Work to complete. Reproduce the entries in full, with no changes.

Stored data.
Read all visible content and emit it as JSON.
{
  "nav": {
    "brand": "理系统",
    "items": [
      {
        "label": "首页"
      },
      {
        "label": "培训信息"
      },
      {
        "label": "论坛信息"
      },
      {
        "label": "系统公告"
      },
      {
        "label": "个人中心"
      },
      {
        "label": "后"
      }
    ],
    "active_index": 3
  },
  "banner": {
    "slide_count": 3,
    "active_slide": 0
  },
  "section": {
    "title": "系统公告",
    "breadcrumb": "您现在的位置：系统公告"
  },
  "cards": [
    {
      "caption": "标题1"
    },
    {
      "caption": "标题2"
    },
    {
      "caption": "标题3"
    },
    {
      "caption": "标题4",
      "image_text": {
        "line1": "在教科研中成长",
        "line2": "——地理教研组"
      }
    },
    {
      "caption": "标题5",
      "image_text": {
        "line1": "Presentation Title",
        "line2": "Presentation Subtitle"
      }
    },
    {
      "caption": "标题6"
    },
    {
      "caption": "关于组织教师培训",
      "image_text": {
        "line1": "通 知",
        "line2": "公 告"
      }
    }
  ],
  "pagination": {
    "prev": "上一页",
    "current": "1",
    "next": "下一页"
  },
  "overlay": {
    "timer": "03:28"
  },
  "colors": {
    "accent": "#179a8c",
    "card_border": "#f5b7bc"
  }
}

Task solution.
Read all visible content and emit it as JSON.
{
  "nav": {
    "brand": "理系统",
    "items": [
      {
        "label": "首页"
      },
      {
        "label": "培训信息"
      },
      {
        "label": "论坛信息"
      },
      {
        "label": "系统公告"
      },
      {
        "label": "个人中心"
      },
      {
        "label": "后"
      }
    ],
    "active_index": 3
  },
  "banner": {
    "slide_count": 3,
    "active_slide": 0
  },
  "section": {
    "title": "系统公告",
    "breadcrumb": "您现在的位置：系统公告"
  },
  "cards": [
    {
      "caption": "标题1"
    },
    {
      "caption": "标题2"
    },
    {
      "caption": "标题3"
    },
    {
      "caption": "标题4",
      "image_text": {
        "line1": "在教科研中成长",
        "line2": "——地理教研组"
      }
    },
    {
      "caption": "标题5",
      "image_text": {
        "line1": "Presentation Title",
        "line2": "Presentation Subtitle"
      }
    },
    {
      "caption": "标题6"
    },
    {
      "caption": "关于组织教师培训",
      "image_text": {
        "line1": "通 知",
        "line2": "公 告"
      }
    }
  ],
  "pagination": {
    "prev": "上一页",
    "current": "1",
    "next": "下一页"
  },
  "overlay": {
    "timer": "03:28"
  },
  "colors": {
    "accent": "#179a8c",
    "card_border": "#f5b7bc"
  }
}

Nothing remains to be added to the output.